Work to be completed
Retype the whole listing below, character for character.

Data provided
Begin

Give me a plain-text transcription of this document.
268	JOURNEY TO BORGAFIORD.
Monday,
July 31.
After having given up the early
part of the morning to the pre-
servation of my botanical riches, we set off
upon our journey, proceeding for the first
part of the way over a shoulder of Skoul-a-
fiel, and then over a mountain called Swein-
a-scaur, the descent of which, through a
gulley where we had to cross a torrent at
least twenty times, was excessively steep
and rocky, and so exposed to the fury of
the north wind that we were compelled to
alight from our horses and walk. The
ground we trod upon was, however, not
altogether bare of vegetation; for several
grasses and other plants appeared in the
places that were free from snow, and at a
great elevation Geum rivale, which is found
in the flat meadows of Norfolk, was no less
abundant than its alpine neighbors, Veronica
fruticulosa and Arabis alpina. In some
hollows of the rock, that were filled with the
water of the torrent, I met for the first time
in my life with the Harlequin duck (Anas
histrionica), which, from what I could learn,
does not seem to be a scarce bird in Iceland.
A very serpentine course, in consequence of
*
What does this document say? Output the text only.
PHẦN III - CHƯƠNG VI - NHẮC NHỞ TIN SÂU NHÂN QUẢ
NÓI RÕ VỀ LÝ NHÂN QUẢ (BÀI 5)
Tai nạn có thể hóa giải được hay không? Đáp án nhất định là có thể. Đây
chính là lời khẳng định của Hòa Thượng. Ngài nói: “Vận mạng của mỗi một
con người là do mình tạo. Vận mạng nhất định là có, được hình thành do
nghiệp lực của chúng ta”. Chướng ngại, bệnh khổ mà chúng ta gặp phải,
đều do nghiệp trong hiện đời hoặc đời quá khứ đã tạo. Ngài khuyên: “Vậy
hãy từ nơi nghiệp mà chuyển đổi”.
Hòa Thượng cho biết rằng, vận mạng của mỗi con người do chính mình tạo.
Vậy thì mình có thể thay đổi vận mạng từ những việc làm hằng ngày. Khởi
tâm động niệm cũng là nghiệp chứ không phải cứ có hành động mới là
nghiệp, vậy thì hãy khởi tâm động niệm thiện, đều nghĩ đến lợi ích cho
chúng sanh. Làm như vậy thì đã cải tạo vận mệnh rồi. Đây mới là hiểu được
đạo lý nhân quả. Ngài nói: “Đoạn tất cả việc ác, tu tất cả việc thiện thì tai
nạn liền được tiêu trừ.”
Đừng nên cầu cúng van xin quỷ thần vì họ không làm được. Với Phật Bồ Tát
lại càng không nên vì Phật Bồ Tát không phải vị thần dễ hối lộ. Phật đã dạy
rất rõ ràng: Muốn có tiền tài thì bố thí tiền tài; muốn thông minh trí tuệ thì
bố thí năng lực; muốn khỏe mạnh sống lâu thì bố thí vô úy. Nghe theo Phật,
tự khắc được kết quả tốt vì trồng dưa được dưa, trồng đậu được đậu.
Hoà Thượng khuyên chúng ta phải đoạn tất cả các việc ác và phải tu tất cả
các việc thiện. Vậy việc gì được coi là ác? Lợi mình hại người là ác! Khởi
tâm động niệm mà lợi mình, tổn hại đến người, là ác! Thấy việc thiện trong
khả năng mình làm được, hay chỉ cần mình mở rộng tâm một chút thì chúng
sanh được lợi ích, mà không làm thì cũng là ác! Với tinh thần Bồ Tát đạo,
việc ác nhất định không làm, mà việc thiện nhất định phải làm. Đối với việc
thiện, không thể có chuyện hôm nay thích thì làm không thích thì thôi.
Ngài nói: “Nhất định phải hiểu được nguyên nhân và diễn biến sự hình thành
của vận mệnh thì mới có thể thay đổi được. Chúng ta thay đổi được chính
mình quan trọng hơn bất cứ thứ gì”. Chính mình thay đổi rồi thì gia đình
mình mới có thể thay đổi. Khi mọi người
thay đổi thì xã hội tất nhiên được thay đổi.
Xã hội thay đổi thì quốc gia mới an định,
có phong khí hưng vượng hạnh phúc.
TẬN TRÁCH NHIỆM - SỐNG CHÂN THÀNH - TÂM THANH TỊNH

End

Response to the task
Give me a plain-text transcription of this document.
268	JOURNEY TO BORGAFIORD.
Monday,
July 31.
After having given up the early
part of the morning to the pre-
servation of my botanical riches, we set off
upon our journey, proceeding for the first
part of the way over a shoulder of Skoul-a-
fiel, and then over a mountain called Swein-
a-scaur, the descent of which, through a
gulley where we had to cross a torrent at
least twenty times, was excessively steep
and rocky, and so exposed to the fury of
the north wind that we were compelled to
alight from our horses and walk. The
ground we trod upon was, however, not
altogether bare of vegetation; for several
grasses and other plants appeared in the
places that were free from snow, and at a
great elevation Geum rivale, which is found
in the flat meadows of Norfolk, was no less
abundant than its alpine neighbors, Veronica
fruticulosa and Arabis alpina. In some
hollows of the rock, that were filled with the
water of the torrent, I met for the first time
in my life with the Harlequin duck (Anas
histrionica), which, from what I could learn,
does not seem to be a scarce bird in Iceland.
A very serpentine course, in consequence of
*
What does this document say? Output the text only.
PHẦN III - CHƯƠNG VI - NHẮC NHỞ TIN SÂU NHÂN QUẢ
NÓI RÕ VỀ LÝ NHÂN QUẢ (BÀI 5)
Tai nạn có thể hóa giải được hay không? Đáp án nhất định là có thể. Đây
chính là lời khẳng định của Hòa Thượng. Ngài nói: “Vận mạng của mỗi một
con người là do mình tạo. Vận mạng nhất định là có, được hình thành do
nghiệp lực của chúng ta”. Chướng ngại, bệnh khổ mà chúng ta gặp phải,
đều do nghiệp trong hiện đời hoặc đời quá khứ đã tạo. Ngài khuyên: “Vậy
hãy từ nơi nghiệp mà chuyển đổi”.
Hòa Thượng cho biết rằng, vận mạng của mỗi con người do chính mình tạo.
Vậy thì mình có thể thay đổi vận mạng từ những việc làm hằng ngày. Khởi
tâm động niệm cũng là nghiệp chứ không phải cứ có hành động mới là
nghiệp, vậy thì hãy khởi tâm động niệm thiện, đều nghĩ đến lợi ích cho
chúng sanh. Làm như vậy thì đã cải tạo vận mệnh rồi. Đây mới là hiểu được
đạo lý nhân quả. Ngài nói: “Đoạn tất cả việc ác, tu tất cả việc thiện thì tai
nạn liền được tiêu trừ.”
Đừng nên cầu cúng van xin quỷ thần vì họ không làm được. Với Phật Bồ Tát
lại càng không nên vì Phật Bồ Tát không phải vị thần dễ hối lộ. Phật đã dạy
rất rõ ràng: Muốn có tiền tài thì bố thí tiền tài; muốn thông minh trí tuệ thì
bố thí năng lực; muốn khỏe mạnh sống lâu thì bố thí vô úy. Nghe theo Phật,
tự khắc được kết quả tốt vì trồng dưa được dưa, trồng đậu được đậu.
Hoà Thượng khuyên chúng ta phải đoạn tất cả các việc ác và phải tu tất cả
các việc thiện. Vậy việc gì được coi là ác? Lợi mình hại người là ác! Khởi
tâm động niệm mà lợi mình, tổn hại đến người, là ác! Thấy việc thiện trong
khả năng mình làm được, hay chỉ cần mình mở rộng tâm một chút thì chúng
sanh được lợi ích, mà không làm thì cũng là ác! Với tinh thần Bồ Tát đạo,
việc ác nhất định không làm, mà việc thiện nhất định phải làm. Đối với việc
thiện, không thể có chuyện hôm nay thích thì làm không thích thì thôi.
Ngài nói: “Nhất định phải hiểu được nguyên nhân và diễn biến sự hình thành
của vận mệnh thì mới có thể thay đổi được. Chúng ta thay đổi được chính
mình quan trọng hơn bất cứ thứ gì”. Chính mình thay đổi rồi thì gia đình
mình mới có thể thay đổi. Khi mọi người
thay đổi thì xã hội tất nhiên được thay đổi.
Xã hội thay đổi thì quốc gia mới an định,
có phong khí hưng vượng hạnh phúc.
TẬN TRÁCH NHIỆM - SỐNG CHÂN THÀNH - TÂM THANH TỊNH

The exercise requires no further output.